Objectives.
1. Please copy everything in the reviews of The Wolves from "The way the" down to "in this economy." without changes.
2. Answer these from the reviews of The Wolves:
(a) In what month and year did the play premiere Off-Broadway?
(b) How many American girls is the play described as a portrait of?
(c) Where did the reviewer find a staging of the play?

Page extract.
Left quad. Right quad. Lunge. A girls indoor soccer team warms up. From the safety of their suburban stretch circle, the team navigates big questions and wages tiny battles with all the vim and vigor of a pack of adolescent warriors. A portrait of life, liberty, and the pursuit of happiness for nine American girls who just want to score some goals.
i want to keep this play somewhere, like, deep in my heart. contemplate everything i just read and maybe reread in a few weeks and think again. this is very raw and a Lot at once, and i also want to adopt all of these girls AND i am all of them at once, too.
idk, you guys. idk how there's so much feeling and emotion in small little silly dialogue, but then, i DO know, because this play is just so essentially teen and real. like, that's adolescence in less than 200 pages.
it's too much for me to process right now but what i want to say is that The Wolves is brilliant. i hope i live to see it on (my favourite) stage for real. damn.
The way the last four books I read had me crying/sobbing by the end... I AM UNWELL. In case you're wondering what these books were: The Wolves, 84, Charing Cross Road, John Proctor is the Villain & Locke & Key, Vol. 6. It's tough being a girl in this economy.
Anyways, The Wolves is a one-act play by Sarah DeLappe. It premiered Off-Broadway in September 2016. It centers on the experiences of high school girls through their weekly Saturday morning pre-game soccer warmups. The play received multiple awards and was a finalist for the 2017 Pulitzer Prize for Drama.
I found a PDF version of the script online, as well as a staging of it on YouTube. I'd highly recommend watching the play, instead of reading it. I interchanged between the two, btw. An integral part of DeLappe's writing is that these girls constantly talk over one another or that multiple different conversations are happening at the same time. On the page, that's hard to convey, and so I had a hard time at the beginning. Once I saw some scenes on YouTube it helped me understand how the text is supposed to work.

Information provided.

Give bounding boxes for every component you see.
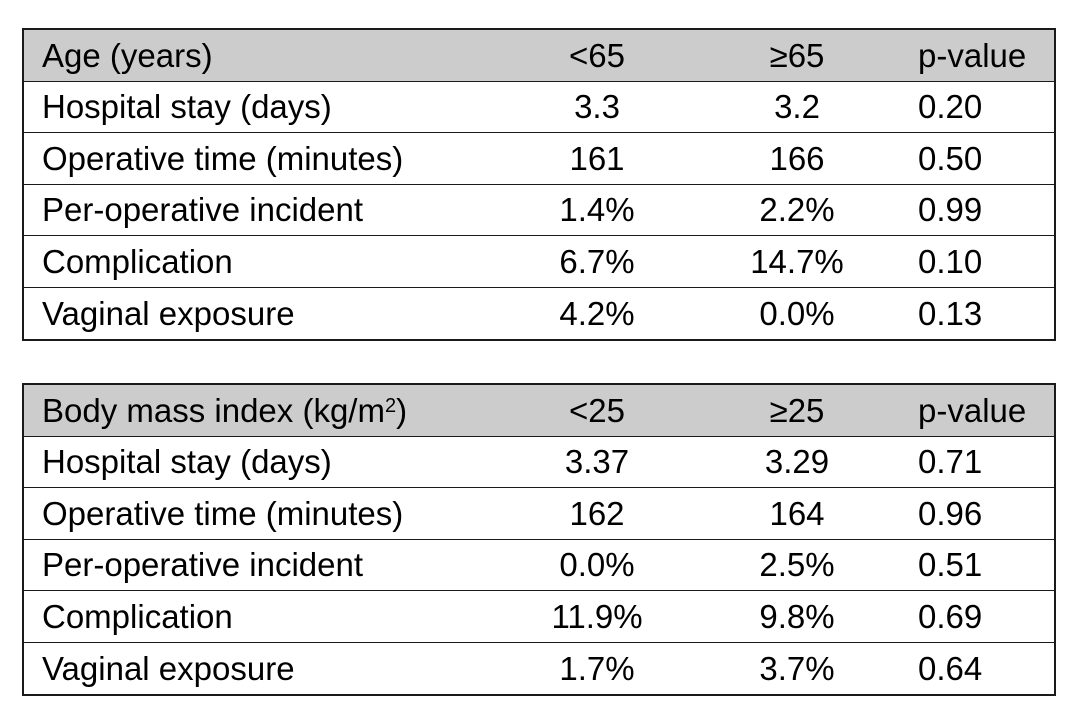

Per-task outputs.
1.
The way the last four books I read had me crying/sobbing by the end... I AM UNWELL. In case you're wondering what these books were: The Wolves, 84, Charing Cross Road, John Proctor is the Villain & Locke & Key, Vol. 6. It's tough being a girl in this economy.

2.
(a) September 2016
(b) Nine
(c) On YouTube